#### PROBLEM REQUIREMENTS
Set out each line from the following listing that includes the word "Odak".

#### INPUT MATERIAL
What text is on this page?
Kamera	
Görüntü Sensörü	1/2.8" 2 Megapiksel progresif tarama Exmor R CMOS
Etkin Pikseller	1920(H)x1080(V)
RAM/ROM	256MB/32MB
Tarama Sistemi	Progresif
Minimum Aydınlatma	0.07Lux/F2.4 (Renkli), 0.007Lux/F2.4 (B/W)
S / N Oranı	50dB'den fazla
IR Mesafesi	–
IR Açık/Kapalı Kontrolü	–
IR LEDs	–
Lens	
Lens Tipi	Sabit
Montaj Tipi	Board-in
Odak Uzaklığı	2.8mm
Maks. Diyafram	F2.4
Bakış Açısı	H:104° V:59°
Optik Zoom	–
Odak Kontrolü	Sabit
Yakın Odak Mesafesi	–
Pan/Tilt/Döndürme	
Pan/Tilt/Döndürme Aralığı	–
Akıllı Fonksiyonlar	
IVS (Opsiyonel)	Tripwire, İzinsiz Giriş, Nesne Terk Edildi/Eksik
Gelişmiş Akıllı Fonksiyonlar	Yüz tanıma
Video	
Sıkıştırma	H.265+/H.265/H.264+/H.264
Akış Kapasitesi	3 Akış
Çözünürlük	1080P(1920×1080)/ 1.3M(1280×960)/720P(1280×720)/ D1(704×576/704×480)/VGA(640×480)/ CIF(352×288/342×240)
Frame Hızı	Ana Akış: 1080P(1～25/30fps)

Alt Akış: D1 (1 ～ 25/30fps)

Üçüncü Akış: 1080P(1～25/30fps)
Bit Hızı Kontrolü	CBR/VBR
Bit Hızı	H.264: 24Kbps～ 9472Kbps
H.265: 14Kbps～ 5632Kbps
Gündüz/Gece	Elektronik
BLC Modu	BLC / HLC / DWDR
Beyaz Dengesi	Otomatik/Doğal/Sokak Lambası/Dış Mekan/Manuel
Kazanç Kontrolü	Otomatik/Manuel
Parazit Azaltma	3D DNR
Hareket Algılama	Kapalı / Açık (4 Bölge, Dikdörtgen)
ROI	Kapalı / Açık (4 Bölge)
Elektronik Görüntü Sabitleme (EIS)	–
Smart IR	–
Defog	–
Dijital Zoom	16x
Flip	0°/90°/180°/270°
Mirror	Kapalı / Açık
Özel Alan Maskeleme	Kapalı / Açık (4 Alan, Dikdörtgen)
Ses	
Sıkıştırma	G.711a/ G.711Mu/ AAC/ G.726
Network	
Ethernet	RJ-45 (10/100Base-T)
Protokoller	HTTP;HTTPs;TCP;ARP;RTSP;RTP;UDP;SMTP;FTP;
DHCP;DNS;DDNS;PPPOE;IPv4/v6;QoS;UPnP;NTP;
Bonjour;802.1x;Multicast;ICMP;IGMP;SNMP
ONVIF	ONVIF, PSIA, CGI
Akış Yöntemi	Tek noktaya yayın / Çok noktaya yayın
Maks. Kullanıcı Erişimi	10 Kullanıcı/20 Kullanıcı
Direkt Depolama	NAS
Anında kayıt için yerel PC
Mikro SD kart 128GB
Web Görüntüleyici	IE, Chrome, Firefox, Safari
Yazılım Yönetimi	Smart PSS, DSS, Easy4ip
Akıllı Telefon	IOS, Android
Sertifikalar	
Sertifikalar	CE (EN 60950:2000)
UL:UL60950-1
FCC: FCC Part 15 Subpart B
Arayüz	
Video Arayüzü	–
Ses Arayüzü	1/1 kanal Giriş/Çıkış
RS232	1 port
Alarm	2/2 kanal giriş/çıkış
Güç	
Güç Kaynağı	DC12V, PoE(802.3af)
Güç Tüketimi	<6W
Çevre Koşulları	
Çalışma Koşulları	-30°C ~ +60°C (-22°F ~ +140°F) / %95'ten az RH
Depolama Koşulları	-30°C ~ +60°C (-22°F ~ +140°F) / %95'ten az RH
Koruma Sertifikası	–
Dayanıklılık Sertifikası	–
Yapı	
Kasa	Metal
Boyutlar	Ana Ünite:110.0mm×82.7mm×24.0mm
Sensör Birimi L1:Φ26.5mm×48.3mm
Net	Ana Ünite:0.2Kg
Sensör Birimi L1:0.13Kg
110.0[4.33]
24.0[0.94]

#### RESPONSE BELOW
Odak Uzaklığı	2.8mm
Odak Kontrolü	Sabit
Yakın Odak Mesafesi	–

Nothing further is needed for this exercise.